Instructions to follow> Can you retype only the lines from the one with "OCR this image." through the final line of the material, exactly as given?

A run of records:
---------------

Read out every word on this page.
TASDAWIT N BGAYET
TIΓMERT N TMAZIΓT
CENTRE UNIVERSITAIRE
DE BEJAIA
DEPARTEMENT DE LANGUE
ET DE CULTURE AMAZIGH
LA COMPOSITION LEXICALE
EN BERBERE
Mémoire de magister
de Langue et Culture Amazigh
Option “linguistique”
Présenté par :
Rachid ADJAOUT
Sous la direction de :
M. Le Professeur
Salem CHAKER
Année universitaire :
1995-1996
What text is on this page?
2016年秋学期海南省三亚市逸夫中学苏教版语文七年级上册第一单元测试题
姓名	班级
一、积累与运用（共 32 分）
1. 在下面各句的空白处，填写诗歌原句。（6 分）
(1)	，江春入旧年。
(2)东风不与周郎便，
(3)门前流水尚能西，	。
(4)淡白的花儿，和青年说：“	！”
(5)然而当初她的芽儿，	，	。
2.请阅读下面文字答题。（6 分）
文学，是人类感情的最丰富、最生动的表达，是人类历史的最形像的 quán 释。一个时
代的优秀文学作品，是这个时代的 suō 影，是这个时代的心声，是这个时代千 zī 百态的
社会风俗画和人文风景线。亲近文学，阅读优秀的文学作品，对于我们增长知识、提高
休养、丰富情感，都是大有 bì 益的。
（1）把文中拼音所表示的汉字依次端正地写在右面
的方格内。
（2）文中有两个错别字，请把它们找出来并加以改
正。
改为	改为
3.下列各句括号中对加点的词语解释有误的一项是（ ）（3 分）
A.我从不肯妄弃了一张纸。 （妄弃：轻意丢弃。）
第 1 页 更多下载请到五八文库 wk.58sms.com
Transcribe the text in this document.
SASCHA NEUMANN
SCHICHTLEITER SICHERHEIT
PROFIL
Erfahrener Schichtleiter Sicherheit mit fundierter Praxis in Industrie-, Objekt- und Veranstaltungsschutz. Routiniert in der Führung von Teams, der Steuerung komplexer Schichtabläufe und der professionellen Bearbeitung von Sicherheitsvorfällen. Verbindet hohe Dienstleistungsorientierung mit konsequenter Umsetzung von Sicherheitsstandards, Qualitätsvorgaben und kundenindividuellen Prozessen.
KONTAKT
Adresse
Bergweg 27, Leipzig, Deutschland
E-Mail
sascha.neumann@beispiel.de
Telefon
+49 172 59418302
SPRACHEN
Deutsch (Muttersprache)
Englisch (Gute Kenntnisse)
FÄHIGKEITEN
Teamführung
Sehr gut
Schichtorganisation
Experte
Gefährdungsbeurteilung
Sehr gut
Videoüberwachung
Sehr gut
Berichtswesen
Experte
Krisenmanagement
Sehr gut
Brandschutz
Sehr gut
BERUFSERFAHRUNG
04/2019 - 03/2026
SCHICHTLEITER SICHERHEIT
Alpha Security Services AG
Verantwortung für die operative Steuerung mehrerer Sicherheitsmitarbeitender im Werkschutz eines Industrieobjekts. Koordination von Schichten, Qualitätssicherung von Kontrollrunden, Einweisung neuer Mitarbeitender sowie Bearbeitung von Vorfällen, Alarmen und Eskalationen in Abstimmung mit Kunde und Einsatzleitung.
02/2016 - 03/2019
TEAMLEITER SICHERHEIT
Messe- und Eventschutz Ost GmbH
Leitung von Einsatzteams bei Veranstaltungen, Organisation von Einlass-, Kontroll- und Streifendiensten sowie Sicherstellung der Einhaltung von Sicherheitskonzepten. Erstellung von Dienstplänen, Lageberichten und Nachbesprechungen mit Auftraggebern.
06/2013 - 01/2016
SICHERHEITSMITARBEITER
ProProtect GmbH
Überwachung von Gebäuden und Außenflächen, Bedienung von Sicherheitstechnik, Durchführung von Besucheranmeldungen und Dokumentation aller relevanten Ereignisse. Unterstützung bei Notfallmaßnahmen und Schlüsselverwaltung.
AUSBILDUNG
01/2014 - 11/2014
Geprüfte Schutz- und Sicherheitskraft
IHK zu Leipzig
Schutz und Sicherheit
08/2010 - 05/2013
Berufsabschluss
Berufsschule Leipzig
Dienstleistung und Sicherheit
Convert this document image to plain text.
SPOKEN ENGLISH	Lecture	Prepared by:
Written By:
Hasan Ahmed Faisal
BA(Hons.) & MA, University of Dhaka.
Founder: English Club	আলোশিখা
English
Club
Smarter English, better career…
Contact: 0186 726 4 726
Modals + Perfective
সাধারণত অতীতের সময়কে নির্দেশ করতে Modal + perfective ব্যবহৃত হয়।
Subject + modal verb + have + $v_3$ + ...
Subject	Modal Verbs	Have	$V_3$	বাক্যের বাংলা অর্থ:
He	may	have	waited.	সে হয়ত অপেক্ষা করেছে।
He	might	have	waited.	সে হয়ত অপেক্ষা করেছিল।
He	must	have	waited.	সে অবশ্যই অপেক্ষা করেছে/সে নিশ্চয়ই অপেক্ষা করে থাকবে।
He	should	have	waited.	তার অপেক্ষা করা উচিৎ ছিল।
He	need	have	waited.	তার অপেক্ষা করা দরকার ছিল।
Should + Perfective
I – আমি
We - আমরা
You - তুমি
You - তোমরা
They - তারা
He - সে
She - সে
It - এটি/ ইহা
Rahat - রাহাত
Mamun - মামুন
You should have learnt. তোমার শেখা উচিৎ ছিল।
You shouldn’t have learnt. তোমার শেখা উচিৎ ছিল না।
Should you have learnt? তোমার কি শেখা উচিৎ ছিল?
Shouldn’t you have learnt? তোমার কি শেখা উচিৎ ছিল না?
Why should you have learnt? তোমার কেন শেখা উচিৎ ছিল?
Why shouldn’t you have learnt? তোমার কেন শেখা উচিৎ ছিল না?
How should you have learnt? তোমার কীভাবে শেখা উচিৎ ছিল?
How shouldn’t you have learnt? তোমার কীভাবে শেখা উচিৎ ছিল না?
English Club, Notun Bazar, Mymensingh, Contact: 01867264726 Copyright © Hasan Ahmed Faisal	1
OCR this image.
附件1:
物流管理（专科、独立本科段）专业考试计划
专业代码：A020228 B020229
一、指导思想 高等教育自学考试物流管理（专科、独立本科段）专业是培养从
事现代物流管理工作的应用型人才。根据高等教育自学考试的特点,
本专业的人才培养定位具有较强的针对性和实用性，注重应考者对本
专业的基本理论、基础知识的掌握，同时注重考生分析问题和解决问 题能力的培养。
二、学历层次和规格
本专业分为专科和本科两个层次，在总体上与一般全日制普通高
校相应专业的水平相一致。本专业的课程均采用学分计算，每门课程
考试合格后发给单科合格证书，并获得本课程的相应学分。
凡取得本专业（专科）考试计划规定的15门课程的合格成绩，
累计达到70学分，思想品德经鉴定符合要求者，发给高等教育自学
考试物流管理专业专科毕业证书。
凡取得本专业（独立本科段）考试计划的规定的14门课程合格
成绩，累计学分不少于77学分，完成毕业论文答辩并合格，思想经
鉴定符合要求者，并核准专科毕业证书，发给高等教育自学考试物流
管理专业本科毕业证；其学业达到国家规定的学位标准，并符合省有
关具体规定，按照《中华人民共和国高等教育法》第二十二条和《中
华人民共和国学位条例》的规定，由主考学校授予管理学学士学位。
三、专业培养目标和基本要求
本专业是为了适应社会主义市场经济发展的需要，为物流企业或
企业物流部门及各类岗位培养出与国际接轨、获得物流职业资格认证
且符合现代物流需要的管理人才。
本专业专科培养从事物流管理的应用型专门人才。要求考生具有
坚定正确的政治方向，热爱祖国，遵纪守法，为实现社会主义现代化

---------------

Answer to this task>
OCR this image.
附件1:
物流管理（专科、独立本科段）专业考试计划
专业代码：A020228 B020229
一、指导思想 高等教育自学考试物流管理（专科、独立本科段）专业是培养从
事现代物流管理工作的应用型人才。根据高等教育自学考试的特点,
本专业的人才培养定位具有较强的针对性和实用性，注重应考者对本
专业的基本理论、基础知识的掌握，同时注重考生分析问题和解决问 题能力的培养。
二、学历层次和规格
本专业分为专科和本科两个层次，在总体上与一般全日制普通高
校相应专业的水平相一致。本专业的课程均采用学分计算，每门课程
考试合格后发给单科合格证书，并获得本课程的相应学分。
凡取得本专业（专科）考试计划规定的15门课程的合格成绩，
累计达到70学分，思想品德经鉴定符合要求者，发给高等教育自学
考试物流管理专业专科毕业证书。
凡取得本专业（独立本科段）考试计划的规定的14门课程合格
成绩，累计学分不少于77学分，完成毕业论文答辩并合格，思想经
鉴定符合要求者，并核准专科毕业证书，发给高等教育自学考试物流
管理专业本科毕业证；其学业达到国家规定的学位标准，并符合省有
关具体规定，按照《中华人民共和国高等教育法》第二十二条和《中
华人民共和国学位条例》的规定，由主考学校授予管理学学士学位。
三、专业培养目标和基本要求
本专业是为了适应社会主义市场经济发展的需要，为物流企业或
企业物流部门及各类岗位培养出与国际接轨、获得物流职业资格认证
且符合现代物流需要的管理人才。
本专业专科培养从事物流管理的应用型专门人才。要求考生具有
坚定正确的政治方向，热爱祖国，遵纪守法，为实现社会主义现代化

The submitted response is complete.